* Data in this exercise

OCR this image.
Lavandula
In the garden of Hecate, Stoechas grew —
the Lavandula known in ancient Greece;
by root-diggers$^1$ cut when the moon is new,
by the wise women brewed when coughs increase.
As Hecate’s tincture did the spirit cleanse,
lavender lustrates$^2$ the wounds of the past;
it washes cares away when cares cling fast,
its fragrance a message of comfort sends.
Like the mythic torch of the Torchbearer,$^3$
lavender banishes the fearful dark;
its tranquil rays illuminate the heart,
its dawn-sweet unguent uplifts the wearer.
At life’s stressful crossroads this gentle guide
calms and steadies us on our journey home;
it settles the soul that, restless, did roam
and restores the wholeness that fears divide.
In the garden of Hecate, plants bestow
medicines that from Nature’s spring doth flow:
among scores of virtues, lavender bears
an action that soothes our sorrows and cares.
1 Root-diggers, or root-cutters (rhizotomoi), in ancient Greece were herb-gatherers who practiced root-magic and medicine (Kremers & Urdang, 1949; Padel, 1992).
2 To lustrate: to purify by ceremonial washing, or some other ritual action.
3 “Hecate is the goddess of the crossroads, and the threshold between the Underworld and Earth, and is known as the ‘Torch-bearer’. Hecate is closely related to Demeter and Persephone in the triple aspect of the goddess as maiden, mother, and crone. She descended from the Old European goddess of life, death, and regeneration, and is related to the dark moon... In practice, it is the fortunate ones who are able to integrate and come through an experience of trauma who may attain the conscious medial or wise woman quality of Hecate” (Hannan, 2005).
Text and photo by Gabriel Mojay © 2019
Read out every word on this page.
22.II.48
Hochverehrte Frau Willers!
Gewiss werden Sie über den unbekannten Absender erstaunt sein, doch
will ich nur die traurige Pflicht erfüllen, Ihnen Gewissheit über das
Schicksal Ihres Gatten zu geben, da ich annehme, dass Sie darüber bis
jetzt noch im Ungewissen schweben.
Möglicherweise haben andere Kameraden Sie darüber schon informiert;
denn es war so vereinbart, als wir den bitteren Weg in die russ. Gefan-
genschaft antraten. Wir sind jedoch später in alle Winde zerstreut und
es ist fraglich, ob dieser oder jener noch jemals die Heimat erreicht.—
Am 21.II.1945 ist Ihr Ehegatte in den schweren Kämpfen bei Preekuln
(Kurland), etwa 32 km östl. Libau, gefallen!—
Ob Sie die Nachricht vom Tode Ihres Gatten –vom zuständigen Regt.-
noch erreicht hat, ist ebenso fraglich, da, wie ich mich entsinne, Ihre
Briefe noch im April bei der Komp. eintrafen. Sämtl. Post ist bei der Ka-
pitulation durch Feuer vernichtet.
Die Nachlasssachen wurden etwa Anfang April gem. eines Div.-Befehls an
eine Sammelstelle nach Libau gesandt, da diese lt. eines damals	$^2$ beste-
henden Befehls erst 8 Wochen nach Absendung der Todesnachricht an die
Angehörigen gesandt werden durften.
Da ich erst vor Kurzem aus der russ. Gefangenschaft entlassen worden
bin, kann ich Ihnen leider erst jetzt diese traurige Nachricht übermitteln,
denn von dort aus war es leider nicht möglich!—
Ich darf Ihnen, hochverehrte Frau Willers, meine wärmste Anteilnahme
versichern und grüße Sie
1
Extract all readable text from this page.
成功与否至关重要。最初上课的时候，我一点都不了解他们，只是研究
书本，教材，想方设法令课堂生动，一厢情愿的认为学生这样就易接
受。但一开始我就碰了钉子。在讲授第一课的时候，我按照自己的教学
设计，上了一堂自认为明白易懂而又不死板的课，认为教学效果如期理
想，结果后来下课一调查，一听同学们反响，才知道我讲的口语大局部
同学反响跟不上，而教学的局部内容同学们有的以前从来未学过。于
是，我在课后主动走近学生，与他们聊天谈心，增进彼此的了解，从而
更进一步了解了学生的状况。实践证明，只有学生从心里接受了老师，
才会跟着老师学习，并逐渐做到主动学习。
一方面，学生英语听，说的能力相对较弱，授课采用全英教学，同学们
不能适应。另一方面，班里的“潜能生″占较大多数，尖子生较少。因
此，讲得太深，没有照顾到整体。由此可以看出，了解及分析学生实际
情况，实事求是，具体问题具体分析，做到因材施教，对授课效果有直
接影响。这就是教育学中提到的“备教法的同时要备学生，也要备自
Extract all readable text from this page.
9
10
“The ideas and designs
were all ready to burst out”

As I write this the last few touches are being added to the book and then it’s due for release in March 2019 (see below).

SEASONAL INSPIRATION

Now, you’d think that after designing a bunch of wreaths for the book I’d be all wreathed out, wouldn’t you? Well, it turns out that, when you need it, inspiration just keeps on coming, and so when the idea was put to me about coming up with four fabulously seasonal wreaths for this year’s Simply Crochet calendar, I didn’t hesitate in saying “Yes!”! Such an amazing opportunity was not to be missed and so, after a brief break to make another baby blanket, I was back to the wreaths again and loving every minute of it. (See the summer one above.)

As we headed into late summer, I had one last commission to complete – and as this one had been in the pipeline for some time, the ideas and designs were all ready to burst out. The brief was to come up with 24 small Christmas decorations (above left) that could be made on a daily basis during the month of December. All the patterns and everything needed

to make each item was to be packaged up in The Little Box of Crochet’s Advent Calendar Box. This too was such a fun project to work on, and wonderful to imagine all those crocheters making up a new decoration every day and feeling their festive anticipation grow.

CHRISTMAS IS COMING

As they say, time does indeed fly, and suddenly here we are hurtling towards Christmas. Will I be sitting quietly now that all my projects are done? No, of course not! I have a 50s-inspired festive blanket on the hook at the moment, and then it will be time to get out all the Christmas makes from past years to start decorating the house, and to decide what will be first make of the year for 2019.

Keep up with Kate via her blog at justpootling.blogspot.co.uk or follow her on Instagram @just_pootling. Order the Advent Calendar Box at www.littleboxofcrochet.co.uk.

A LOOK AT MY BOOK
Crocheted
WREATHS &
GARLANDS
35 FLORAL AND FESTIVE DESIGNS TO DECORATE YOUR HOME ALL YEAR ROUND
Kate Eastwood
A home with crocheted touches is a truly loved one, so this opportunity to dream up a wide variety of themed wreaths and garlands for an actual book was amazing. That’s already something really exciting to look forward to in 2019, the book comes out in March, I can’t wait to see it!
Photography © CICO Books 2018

* Challenge
Using the entries above, please restate each one word for word.

* Task result
OCR this image.
Lavandula
In the garden of Hecate, Stoechas grew —
the Lavandula known in ancient Greece;
by root-diggers$^1$ cut when the moon is new,
by the wise women brewed when coughs increase.
As Hecate’s tincture did the spirit cleanse,
lavender lustrates$^2$ the wounds of the past;
it washes cares away when cares cling fast,
its fragrance a message of comfort sends.
Like the mythic torch of the Torchbearer,$^3$
lavender banishes the fearful dark;
its tranquil rays illuminate the heart,
its dawn-sweet unguent uplifts the wearer.
At life’s stressful crossroads this gentle guide
calms and steadies us on our journey home;
it settles the soul that, restless, did roam
and restores the wholeness that fears divide.
In the garden of Hecate, plants bestow
medicines that from Nature’s spring doth flow:
among scores of virtues, lavender bears
an action that soothes our sorrows and cares.
1 Root-diggers, or root-cutters (rhizotomoi), in ancient Greece were herb-gatherers who practiced root-magic and medicine (Kremers & Urdang, 1949; Padel, 1992).
2 To lustrate: to purify by ceremonial washing, or some other ritual action.
3 “Hecate is the goddess of the crossroads, and the threshold between the Underworld and Earth, and is known as the ‘Torch-bearer’. Hecate is closely related to Demeter and Persephone in the triple aspect of the goddess as maiden, mother, and crone. She descended from the Old European goddess of life, death, and regeneration, and is related to the dark moon... In practice, it is the fortunate ones who are able to integrate and come through an experience of trauma who may attain the conscious medial or wise woman quality of Hecate” (Hannan, 2005).
Text and photo by Gabriel Mojay © 2019
Read out every word on this page.
22.II.48
Hochverehrte Frau Willers!
Gewiss werden Sie über den unbekannten Absender erstaunt sein, doch
will ich nur die traurige Pflicht erfüllen, Ihnen Gewissheit über das
Schicksal Ihres Gatten zu geben, da ich annehme, dass Sie darüber bis
jetzt noch im Ungewissen schweben.
Möglicherweise haben andere Kameraden Sie darüber schon informiert;
denn es war so vereinbart, als wir den bitteren Weg in die russ. Gefan-
genschaft antraten. Wir sind jedoch später in alle Winde zerstreut und
es ist fraglich, ob dieser oder jener noch jemals die Heimat erreicht.—
Am 21.II.1945 ist Ihr Ehegatte in den schweren Kämpfen bei Preekuln
(Kurland), etwa 32 km östl. Libau, gefallen!—
Ob Sie die Nachricht vom Tode Ihres Gatten –vom zuständigen Regt.-
noch erreicht hat, ist ebenso fraglich, da, wie ich mich entsinne, Ihre
Briefe noch im April bei der Komp. eintrafen. Sämtl. Post ist bei der Ka-
pitulation durch Feuer vernichtet.
Die Nachlasssachen wurden etwa Anfang April gem. eines Div.-Befehls an
eine Sammelstelle nach Libau gesandt, da diese lt. eines damals	$^2$ beste-
henden Befehls erst 8 Wochen nach Absendung der Todesnachricht an die
Angehörigen gesandt werden durften.
Da ich erst vor Kurzem aus der russ. Gefangenschaft entlassen worden
bin, kann ich Ihnen leider erst jetzt diese traurige Nachricht übermitteln,
denn von dort aus war es leider nicht möglich!—
Ich darf Ihnen, hochverehrte Frau Willers, meine wärmste Anteilnahme
versichern und grüße Sie
1
Extract all readable text from this page.
成功与否至关重要。最初上课的时候，我一点都不了解他们，只是研究
书本，教材，想方设法令课堂生动，一厢情愿的认为学生这样就易接
受。但一开始我就碰了钉子。在讲授第一课的时候，我按照自己的教学
设计，上了一堂自认为明白易懂而又不死板的课，认为教学效果如期理
想，结果后来下课一调查，一听同学们反响，才知道我讲的口语大局部
同学反响跟不上，而教学的局部内容同学们有的以前从来未学过。于
是，我在课后主动走近学生，与他们聊天谈心，增进彼此的了解，从而
更进一步了解了学生的状况。实践证明，只有学生从心里接受了老师，
才会跟着老师学习，并逐渐做到主动学习。
一方面，学生英语听，说的能力相对较弱，授课采用全英教学，同学们
不能适应。另一方面，班里的“潜能生″占较大多数，尖子生较少。因
此，讲得太深，没有照顾到整体。由此可以看出，了解及分析学生实际
情况，实事求是，具体问题具体分析，做到因材施教，对授课效果有直
接影响。这就是教育学中提到的“备教法的同时要备学生，也要备自
Extract all readable text from this page.
9
10
“The ideas and designs
were all ready to burst out”

As I write this the last few touches are being added to the book and then it’s due for release in March 2019 (see below).

SEASONAL INSPIRATION

Now, you’d think that after designing a bunch of wreaths for the book I’d be all wreathed out, wouldn’t you? Well, it turns out that, when you need it, inspiration just keeps on coming, and so when the idea was put to me about coming up with four fabulously seasonal wreaths for this year’s Simply Crochet calendar, I didn’t hesitate in saying “Yes!”! Such an amazing opportunity was not to be missed and so, after a brief break to make another baby blanket, I was back to the wreaths again and loving every minute of it. (See the summer one above.)

As we headed into late summer, I had one last commission to complete – and as this one had been in the pipeline for some time, the ideas and designs were all ready to burst out. The brief was to come up with 24 small Christmas decorations (above left) that could be made on a daily basis during the month of December. All the patterns and everything needed

to make each item was to be packaged up in The Little Box of Crochet’s Advent Calendar Box. This too was such a fun project to work on, and wonderful to imagine all those crocheters making up a new decoration every day and feeling their festive anticipation grow.

CHRISTMAS IS COMING

As they say, time does indeed fly, and suddenly here we are hurtling towards Christmas. Will I be sitting quietly now that all my projects are done? No, of course not! I have a 50s-inspired festive blanket on the hook at the moment, and then it will be time to get out all the Christmas makes from past years to start decorating the house, and to decide what will be first make of the year for 2019.

Keep up with Kate via her blog at justpootling.blogspot.co.uk or follow her on Instagram @just_pootling. Order the Advent Calendar Box at www.littleboxofcrochet.co.uk.

A LOOK AT MY BOOK
Crocheted
WREATHS &
GARLANDS
35 FLORAL AND FESTIVE DESIGNS TO DECORATE YOUR HOME ALL YEAR ROUND
Kate Eastwood
A home with crocheted touches is a truly loved one, so this opportunity to dream up a wide variety of themed wreaths and garlands for an actual book was amazing. That’s already something really exciting to look forward to in 2019, the book comes out in March, I can’t wait to see it!
Photography © CICO Books 2018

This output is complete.